= What is needed =
Word for word, transcribe the lines below and drop the pictures.

Records from a dataset
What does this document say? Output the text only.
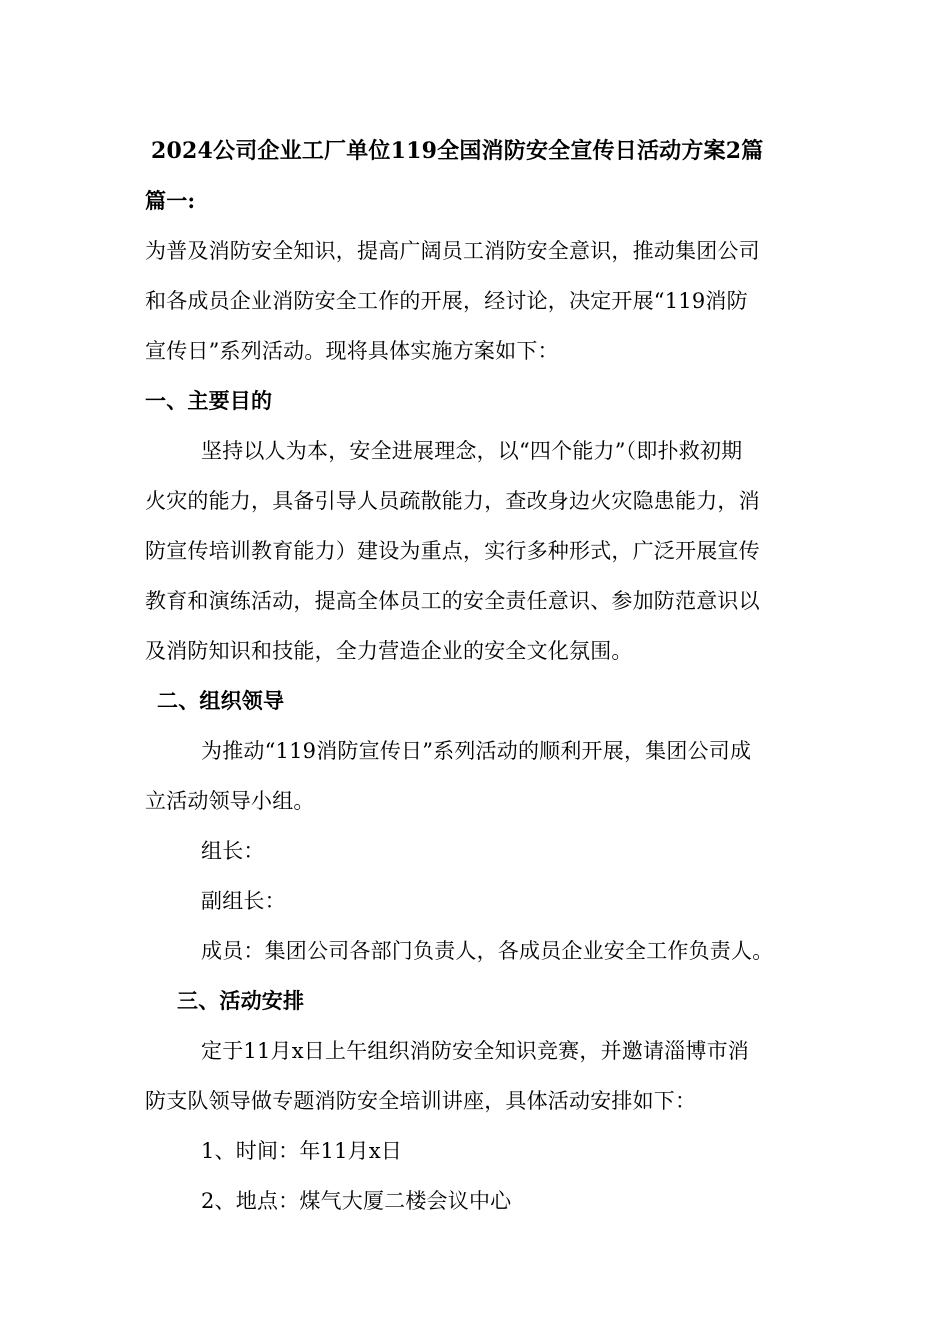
2024公司企业工厂单位119全国消防安全宣传日活动方案2篇
篇一:
为普及消防安全知识，提高广阔员工消防安全意识，推动集团公司
和各成员企业消防安全工作的开展，经讨论，决定开展“119消防
宣传日”系列活动。现将具体实施方案如下：
一、主要目的
坚持以人为本，安全进展理念，以“四个能力”（即扑救初期
火灾的能力，具备引导人员疏散能力，查改身边火灾隐患能力，消
防宣传培训教育能力）建设为重点，实行多种形式，广泛开展宣传
教育和演练活动，提高全体员工的安全责任意识、参加防范意识以
及消防知识和技能，全力营造企业的安全文化氛围。
二、组织领导
为推动“119消防宣传日”系列活动的顺利开展，集团公司成
立活动领导小组。
组长：
副组长：
成员：集团公司各部门负责人，各成员企业安全工作负责人。
三、活动安排
定于11月x日上午组织消防安全知识竞赛，并邀请淄博市消
防支队领导做专题消防安全培训讲座，具体活动安排如下：
1、时间：年11月x日
2、地点：煤气大厦二楼会议中心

= Expected output =
What does this document say? Output the text only.
2024公司企业工厂单位119全国消防安全宣传日活动方案2篇
篇一:
为普及消防安全知识，提高广阔员工消防安全意识，推动集团公司
和各成员企业消防安全工作的开展，经讨论，决定开展“119消防
宣传日”系列活动。现将具体实施方案如下：
一、主要目的
坚持以人为本，安全进展理念，以“四个能力”（即扑救初期
火灾的能力，具备引导人员疏散能力，查改身边火灾隐患能力，消
防宣传培训教育能力）建设为重点，实行多种形式，广泛开展宣传
教育和演练活动，提高全体员工的安全责任意识、参加防范意识以
及消防知识和技能，全力营造企业的安全文化氛围。
二、组织领导
为推动“119消防宣传日”系列活动的顺利开展，集团公司成
立活动领导小组。
组长：
副组长：
成员：集团公司各部门负责人，各成员企业安全工作负责人。
三、活动安排
定于11月x日上午组织消防安全知识竞赛，并邀请淄博市消
防支队领导做专题消防安全培训讲座，具体活动安排如下：
1、时间：年11月x日
2、地点：煤气大厦二楼会议中心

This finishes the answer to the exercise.